**Request**. Will you output the entries below exactly, skipping every image they contain?

**Record extracts**.
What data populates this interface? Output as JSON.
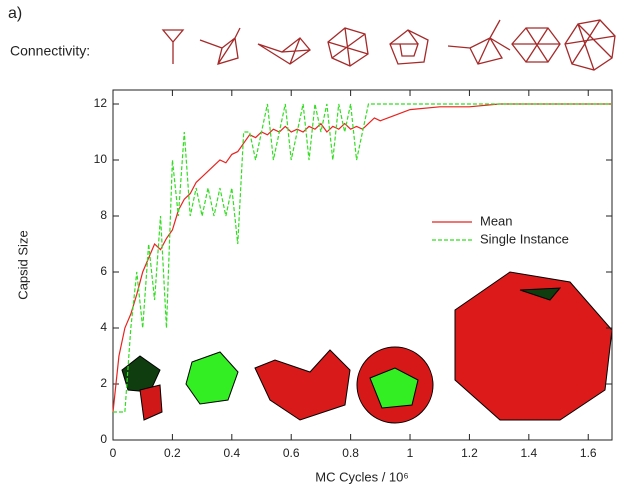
{
  "chart_data": {
    "type": "line",
    "panel_label": "a)",
    "connectivity_label": "Connectivity:",
    "xlabel": "MC Cycles / 10⁶",
    "ylabel": "Capsid Size",
    "x": [
      0,
      0.02,
      0.04,
      0.06,
      0.08,
      0.1,
      0.12,
      0.14,
      0.16,
      0.18,
      0.2,
      0.22,
      0.24,
      0.26,
      0.28,
      0.3,
      0.32,
      0.34,
      0.36,
      0.38,
      0.4,
      0.42,
      0.44,
      0.46,
      0.48,
      0.5,
      0.52,
      0.54,
      0.56,
      0.58,
      0.6,
      0.62,
      0.64,
      0.66,
      0.68,
      0.7,
      0.72,
      0.74,
      0.76,
      0.78,
      0.8,
      0.82,
      0.84,
      0.86,
      0.88,
      0.9,
      0.95,
      1.0,
      1.1,
      1.2,
      1.3,
      1.4,
      1.5,
      1.6,
      1.68
    ],
    "series": [
      {
        "name": "Mean",
        "color": "#e8231f",
        "dash": false,
        "values": [
          1,
          3,
          4,
          4.5,
          5.2,
          6,
          6.5,
          7,
          6.8,
          7.2,
          7.5,
          8.2,
          8.6,
          8.8,
          9.2,
          9.4,
          9.6,
          9.8,
          10,
          9.9,
          10.2,
          10.3,
          10.6,
          10.9,
          10.8,
          11,
          10.9,
          11.1,
          11,
          11.2,
          11,
          11.1,
          11,
          11.2,
          11.1,
          11.3,
          11,
          11.2,
          11.1,
          11.3,
          11.1,
          11.2,
          11.1,
          11.3,
          11.5,
          11.4,
          11.6,
          11.8,
          11.9,
          11.9,
          12,
          12,
          12,
          12,
          12
        ]
      },
      {
        "name": "Single Instance",
        "color": "#33dd22",
        "dash": true,
        "values": [
          1,
          1,
          1,
          4,
          6,
          4,
          7,
          5,
          8,
          4,
          10,
          8,
          11,
          8,
          9,
          8,
          9,
          8,
          9,
          8,
          9,
          7,
          11,
          11,
          10,
          11,
          12,
          10,
          11,
          12,
          10,
          11,
          12,
          10,
          12,
          11,
          12,
          10,
          12,
          11,
          12,
          10,
          11,
          12,
          12,
          12,
          12,
          12,
          12,
          12,
          12,
          12,
          12,
          12,
          12
        ]
      }
    ],
    "xlim": [
      0,
      1.68
    ],
    "xticks": [
      0,
      0.2,
      0.4,
      0.6,
      0.8,
      1,
      1.2,
      1.4,
      1.6
    ],
    "ylim": [
      0,
      12.5
    ],
    "yticks": [
      0,
      2,
      4,
      6,
      8,
      10,
      12
    ],
    "legend": "right"
  }
}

**Complete response**.
What data populates this interface? Output as JSON.
{
  "chart_data": {
    "type": "line",
    "panel_label": "a)",
    "connectivity_label": "Connectivity:",
    "xlabel": "MC Cycles / 10⁶",
    "ylabel": "Capsid Size",
    "x": [
      0,
      0.02,
      0.04,
      0.06,
      0.08,
      0.1,
      0.12,
      0.14,
      0.16,
      0.18,
      0.2,
      0.22,
      0.24,
      0.26,
      0.28,
      0.3,
      0.32,
      0.34,
      0.36,
      0.38,
      0.4,
      0.42,
      0.44,
      0.46,
      0.48,
      0.5,
      0.52,
      0.54,
      0.56,
      0.58,
      0.6,
      0.62,
      0.64,
      0.66,
      0.68,
      0.7,
      0.72,
      0.74,
      0.76,
      0.78,
      0.8,
      0.82,
      0.84,
      0.86,
      0.88,
      0.9,
      0.95,
      1.0,
      1.1,
      1.2,
      1.3,
      1.4,
      1.5,
      1.6,
      1.68
    ],
    "series": [
      {
        "name": "Mean",
        "color": "#e8231f",
        "dash": false,
        "values": [
          1,
          3,
          4,
          4.5,
          5.2,
          6,
          6.5,
          7,
          6.8,
          7.2,
          7.5,
          8.2,
          8.6,
          8.8,
          9.2,
          9.4,
          9.6,
          9.8,
          10,
          9.9,
          10.2,
          10.3,
          10.6,
          10.9,
          10.8,
          11,
          10.9,
          11.1,
          11,
          11.2,
          11,
          11.1,
          11,
          11.2,
          11.1,
          11.3,
          11,
          11.2,
          11.1,
          11.3,
          11.1,
          11.2,
          11.1,
          11.3,
          11.5,
          11.4,
          11.6,
          11.8,
          11.9,
          11.9,
          12,
          12,
          12,
          12,
          12
        ]
      },
      {
        "name": "Single Instance",
        "color": "#33dd22",
        "dash": true,
        "values": [
          1,
          1,
          1,
          4,
          6,
          4,
          7,
          5,
          8,
          4,
          10,
          8,
          11,
          8,
          9,
          8,
          9,
          8,
          9,
          8,
          9,
          7,
          11,
          11,
          10,
          11,
          12,
          10,
          11,
          12,
          10,
          11,
          12,
          10,
          12,
          11,
          12,
          10,
          12,
          11,
          12,
          10,
          11,
          12,
          12,
          12,
          12,
          12,
          12,
          12,
          12,
          12,
          12,
          12,
          12
        ]
      }
    ],
    "xlim": [
      0,
      1.68
    ],
    "xticks": [
      0,
      0.2,
      0.4,
      0.6,
      0.8,
      1,
      1.2,
      1.4,
      1.6
    ],
    "ylim": [
      0,
      12.5
    ],
    "yticks": [
      0,
      2,
      4,
      6,
      8,
      10,
      12
    ],
    "legend": "right"
  }
}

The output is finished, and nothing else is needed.